ENTRIES PROVIDED:
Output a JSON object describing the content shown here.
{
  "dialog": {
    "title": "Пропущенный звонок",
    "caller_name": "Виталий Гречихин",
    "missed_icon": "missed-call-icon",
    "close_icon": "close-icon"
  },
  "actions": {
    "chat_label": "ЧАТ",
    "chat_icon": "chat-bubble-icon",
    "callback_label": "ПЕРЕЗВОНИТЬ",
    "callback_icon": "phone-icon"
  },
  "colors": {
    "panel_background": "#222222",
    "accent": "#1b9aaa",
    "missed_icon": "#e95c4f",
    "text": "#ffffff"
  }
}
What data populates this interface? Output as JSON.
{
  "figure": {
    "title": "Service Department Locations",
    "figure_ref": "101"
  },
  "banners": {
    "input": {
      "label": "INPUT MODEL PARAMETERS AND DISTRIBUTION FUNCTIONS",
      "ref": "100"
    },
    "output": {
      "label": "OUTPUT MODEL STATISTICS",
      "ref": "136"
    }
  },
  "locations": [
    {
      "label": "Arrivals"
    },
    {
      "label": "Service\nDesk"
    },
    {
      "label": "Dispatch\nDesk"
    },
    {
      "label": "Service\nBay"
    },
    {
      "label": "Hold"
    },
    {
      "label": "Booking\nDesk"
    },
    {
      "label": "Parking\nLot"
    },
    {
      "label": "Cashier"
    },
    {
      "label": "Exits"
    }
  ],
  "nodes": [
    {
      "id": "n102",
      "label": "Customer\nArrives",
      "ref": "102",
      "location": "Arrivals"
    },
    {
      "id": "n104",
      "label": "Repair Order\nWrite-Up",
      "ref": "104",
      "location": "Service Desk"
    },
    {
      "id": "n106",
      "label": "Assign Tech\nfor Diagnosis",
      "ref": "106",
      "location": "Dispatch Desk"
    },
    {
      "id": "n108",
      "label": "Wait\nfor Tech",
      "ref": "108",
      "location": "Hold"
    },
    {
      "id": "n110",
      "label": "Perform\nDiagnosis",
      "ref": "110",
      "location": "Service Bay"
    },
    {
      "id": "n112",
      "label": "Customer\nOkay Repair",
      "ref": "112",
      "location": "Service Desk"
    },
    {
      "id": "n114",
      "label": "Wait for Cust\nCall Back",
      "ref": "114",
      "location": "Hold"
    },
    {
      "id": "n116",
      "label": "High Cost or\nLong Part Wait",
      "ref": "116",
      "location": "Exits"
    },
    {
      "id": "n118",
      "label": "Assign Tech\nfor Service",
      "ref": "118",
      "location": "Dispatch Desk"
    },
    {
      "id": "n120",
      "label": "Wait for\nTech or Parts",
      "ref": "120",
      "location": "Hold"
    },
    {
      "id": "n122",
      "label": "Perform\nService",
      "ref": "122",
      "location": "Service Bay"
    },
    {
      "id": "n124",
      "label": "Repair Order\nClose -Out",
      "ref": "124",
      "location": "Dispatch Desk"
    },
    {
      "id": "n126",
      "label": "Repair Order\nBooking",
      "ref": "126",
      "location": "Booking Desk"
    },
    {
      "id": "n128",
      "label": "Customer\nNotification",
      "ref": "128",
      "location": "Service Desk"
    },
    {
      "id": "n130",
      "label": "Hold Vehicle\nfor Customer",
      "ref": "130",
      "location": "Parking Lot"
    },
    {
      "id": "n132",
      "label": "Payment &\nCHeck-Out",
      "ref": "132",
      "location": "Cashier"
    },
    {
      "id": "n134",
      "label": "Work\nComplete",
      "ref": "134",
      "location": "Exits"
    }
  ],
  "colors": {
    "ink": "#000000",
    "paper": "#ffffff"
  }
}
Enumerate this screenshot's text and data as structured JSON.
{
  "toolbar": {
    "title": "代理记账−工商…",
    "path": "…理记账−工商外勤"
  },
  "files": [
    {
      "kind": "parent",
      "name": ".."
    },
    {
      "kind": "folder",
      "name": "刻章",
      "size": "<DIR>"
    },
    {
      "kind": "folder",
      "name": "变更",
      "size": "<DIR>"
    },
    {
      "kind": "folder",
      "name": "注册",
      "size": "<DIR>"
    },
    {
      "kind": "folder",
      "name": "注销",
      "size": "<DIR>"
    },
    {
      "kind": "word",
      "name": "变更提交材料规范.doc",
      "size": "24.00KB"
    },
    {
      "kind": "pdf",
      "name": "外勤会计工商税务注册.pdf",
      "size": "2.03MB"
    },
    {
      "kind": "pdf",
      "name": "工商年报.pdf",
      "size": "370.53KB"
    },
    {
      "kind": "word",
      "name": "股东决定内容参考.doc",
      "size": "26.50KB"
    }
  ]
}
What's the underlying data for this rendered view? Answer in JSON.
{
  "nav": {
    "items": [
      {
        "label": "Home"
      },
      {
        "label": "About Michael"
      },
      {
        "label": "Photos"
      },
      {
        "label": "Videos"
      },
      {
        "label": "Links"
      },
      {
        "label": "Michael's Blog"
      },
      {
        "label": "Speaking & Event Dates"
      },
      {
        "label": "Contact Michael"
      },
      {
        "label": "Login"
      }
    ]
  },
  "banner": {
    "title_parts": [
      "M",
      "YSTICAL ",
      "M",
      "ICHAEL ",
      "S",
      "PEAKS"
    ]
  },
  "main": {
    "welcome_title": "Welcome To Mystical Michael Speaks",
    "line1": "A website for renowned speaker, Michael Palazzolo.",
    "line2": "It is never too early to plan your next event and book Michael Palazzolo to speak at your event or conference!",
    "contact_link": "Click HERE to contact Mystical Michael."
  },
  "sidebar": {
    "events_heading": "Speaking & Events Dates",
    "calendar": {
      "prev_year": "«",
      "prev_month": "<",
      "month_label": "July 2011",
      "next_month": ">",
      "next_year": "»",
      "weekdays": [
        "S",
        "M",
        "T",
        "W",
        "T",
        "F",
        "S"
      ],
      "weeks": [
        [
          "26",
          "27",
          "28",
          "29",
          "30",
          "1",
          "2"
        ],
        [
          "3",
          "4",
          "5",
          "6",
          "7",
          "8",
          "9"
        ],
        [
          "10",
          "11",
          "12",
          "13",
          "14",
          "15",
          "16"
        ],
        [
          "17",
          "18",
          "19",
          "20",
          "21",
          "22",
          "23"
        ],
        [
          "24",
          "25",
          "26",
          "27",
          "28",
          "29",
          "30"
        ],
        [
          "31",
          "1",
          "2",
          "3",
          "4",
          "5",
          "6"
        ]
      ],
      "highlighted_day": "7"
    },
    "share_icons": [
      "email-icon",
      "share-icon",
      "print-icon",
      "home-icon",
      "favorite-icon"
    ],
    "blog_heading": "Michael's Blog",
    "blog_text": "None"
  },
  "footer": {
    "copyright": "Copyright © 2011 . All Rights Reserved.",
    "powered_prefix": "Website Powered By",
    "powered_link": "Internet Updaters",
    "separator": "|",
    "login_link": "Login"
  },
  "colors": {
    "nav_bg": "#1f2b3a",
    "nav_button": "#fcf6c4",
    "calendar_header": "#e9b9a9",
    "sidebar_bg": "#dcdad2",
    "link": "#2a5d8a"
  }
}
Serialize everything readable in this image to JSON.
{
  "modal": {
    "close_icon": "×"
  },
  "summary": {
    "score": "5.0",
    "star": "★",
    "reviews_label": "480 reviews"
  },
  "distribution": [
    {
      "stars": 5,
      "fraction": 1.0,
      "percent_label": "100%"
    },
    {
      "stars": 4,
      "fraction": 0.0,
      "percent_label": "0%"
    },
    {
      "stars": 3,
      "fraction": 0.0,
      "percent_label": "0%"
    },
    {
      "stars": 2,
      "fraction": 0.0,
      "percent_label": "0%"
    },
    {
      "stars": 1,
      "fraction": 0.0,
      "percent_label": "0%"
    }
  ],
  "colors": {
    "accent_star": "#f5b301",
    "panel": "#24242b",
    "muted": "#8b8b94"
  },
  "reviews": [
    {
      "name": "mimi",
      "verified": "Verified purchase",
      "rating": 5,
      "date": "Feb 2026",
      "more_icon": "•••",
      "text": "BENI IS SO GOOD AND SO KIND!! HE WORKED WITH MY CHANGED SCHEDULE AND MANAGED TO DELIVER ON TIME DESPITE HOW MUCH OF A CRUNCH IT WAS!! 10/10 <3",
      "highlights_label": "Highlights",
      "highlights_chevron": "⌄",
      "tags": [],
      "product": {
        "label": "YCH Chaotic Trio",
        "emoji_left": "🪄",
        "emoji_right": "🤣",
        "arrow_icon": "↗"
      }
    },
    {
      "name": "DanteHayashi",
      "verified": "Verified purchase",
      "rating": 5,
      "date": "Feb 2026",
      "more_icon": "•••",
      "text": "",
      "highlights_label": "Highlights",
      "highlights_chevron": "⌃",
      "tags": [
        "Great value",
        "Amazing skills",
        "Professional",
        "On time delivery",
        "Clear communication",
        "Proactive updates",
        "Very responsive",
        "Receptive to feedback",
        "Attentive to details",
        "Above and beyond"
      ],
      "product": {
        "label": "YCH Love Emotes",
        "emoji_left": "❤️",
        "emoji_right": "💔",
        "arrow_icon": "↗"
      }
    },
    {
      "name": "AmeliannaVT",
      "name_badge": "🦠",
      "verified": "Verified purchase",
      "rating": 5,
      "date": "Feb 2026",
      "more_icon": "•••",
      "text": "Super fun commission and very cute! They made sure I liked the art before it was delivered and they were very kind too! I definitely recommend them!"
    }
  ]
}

STATED GOAL: Select all lines in the listing above where the word "Assign" appears, and show them.

TASK RESULT:
      "label": "Assign Tech\nfor Diagnosis",
      "label": "Assign Tech\nfor Service",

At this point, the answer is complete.